==== Given records ====
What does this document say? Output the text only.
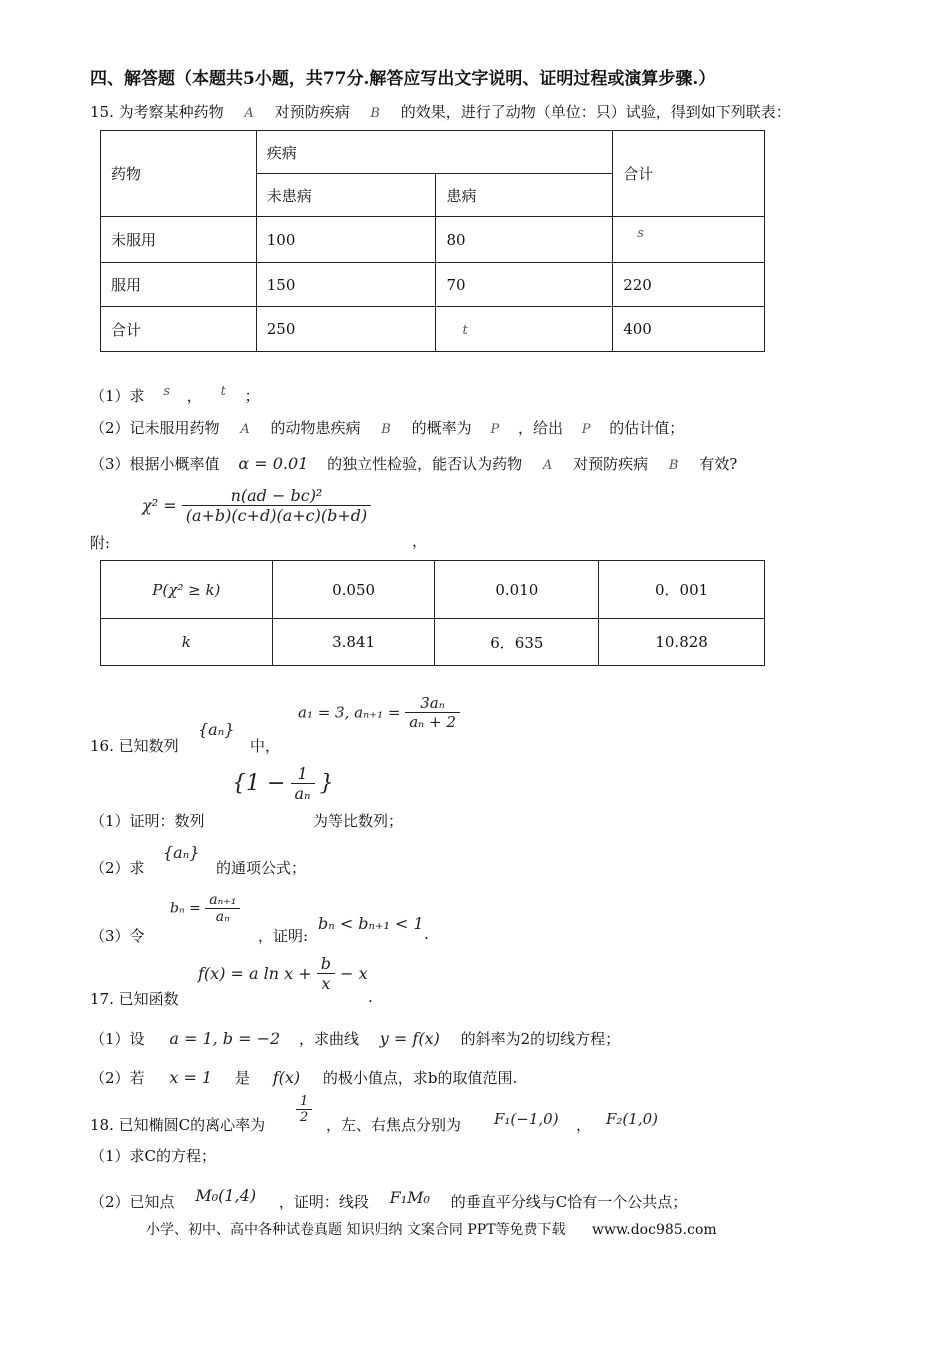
四、解答题（本题共5小题，共77分.解答应写出文字说明、证明过程或演算步骤.）
15. 为考察某种药物 A 对预防疾病 B 的效果，进行了动物（单位：只）试验，得到如下列联表：
药物	疾病		合计
	未患病	患病	
未服用	100	80	s
服用	150	70	220
合计	250	t	400
（1）求 s ， t ；
（2）记未服用药物 A 的动物患疾病 B 的概率为 P ，给出 P 的估计值；
（3）根据小概率值 α = 0.01 的独立性检验，能否认为药物 A 对预防疾病 B 有效?
附:
$\chi^2 = \frac{\text{n(ad − bc)²}}{(a+b)(c+d)(a+c)(b+d)}$
，
P(χ² ≥ k)	0.050	0.010	0．001
k	3.841	6．635	10.828
16. 已知数列
{aₙ}
中，
a₁ = 3, $a_{n+1} = \frac{\text{3aₙ}}{\text{aₙ + 2}}$
（1）证明：数列
{$1 - \frac{1}{\text{aₙ}}$ }
为等比数列；
（2）求
{aₙ}
的通项公式；
（3）令
$b_n = \frac{\text{aₙ₊₁}}{\text{aₙ}}$
，证明:
bₙ < bₙ₊₁ < 1
.
17. 已知函数
f(x) = a $\ln x + \frac{b}{x} - x$
.
（1）设 a = 1, b = −2 ，求曲线 y = f(x) 的斜率为2的切线方程；
（2）若 x = 1 是 f(x) 的极小值点，求b的取值范围.
18. 已知椭圆C的离心率为 $\frac{1}{2}$ ，左、右焦点分别为 F₁(−1,0) ， F₂(1,0)
（1）求C的方程；
（2）已知点 M₀(1,4) ，证明：线段 F₁M₀ 的垂直平分线与C恰有一个公共点；
小学、初中、高中各种试卷真题 知识归纳 文案合同 PPT等免费下载 www.doc985.com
====
- Task instructions
Output the records above exactly; leave out the pictures.

- Response to this task
What does this document say? Output the text only.
四、解答题（本题共5小题，共77分.解答应写出文字说明、证明过程或演算步骤.）
15. 为考察某种药物 A 对预防疾病 B 的效果，进行了动物（单位：只）试验，得到如下列联表：
药物	疾病		合计
	未患病	患病	
未服用	100	80	s
服用	150	70	220
合计	250	t	400
（1）求 s ， t ；
（2）记未服用药物 A 的动物患疾病 B 的概率为 P ，给出 P 的估计值；
（3）根据小概率值 α = 0.01 的独立性检验，能否认为药物 A 对预防疾病 B 有效?
附:
$\chi^2 = \frac{\text{n(ad − bc)²}}{(a+b)(c+d)(a+c)(b+d)}$
，
P(χ² ≥ k)	0.050	0.010	0．001
k	3.841	6．635	10.828
16. 已知数列
{aₙ}
中，
a₁ = 3, $a_{n+1} = \frac{\text{3aₙ}}{\text{aₙ + 2}}$
（1）证明：数列
{$1 - \frac{1}{\text{aₙ}}$ }
为等比数列；
（2）求
{aₙ}
的通项公式；
（3）令
$b_n = \frac{\text{aₙ₊₁}}{\text{aₙ}}$
，证明:
bₙ < bₙ₊₁ < 1
.
17. 已知函数
f(x) = a $\ln x + \frac{b}{x} - x$
.
（1）设 a = 1, b = −2 ，求曲线 y = f(x) 的斜率为2的切线方程；
（2）若 x = 1 是 f(x) 的极小值点，求b的取值范围.
18. 已知椭圆C的离心率为 $\frac{1}{2}$ ，左、右焦点分别为 F₁(−1,0) ， F₂(1,0)
（1）求C的方程；
（2）已知点 M₀(1,4) ，证明：线段 F₁M₀ 的垂直平分线与C恰有一个公共点；
小学、初中、高中各种试卷真题 知识归纳 文案合同 PPT等免费下载 www.doc985.com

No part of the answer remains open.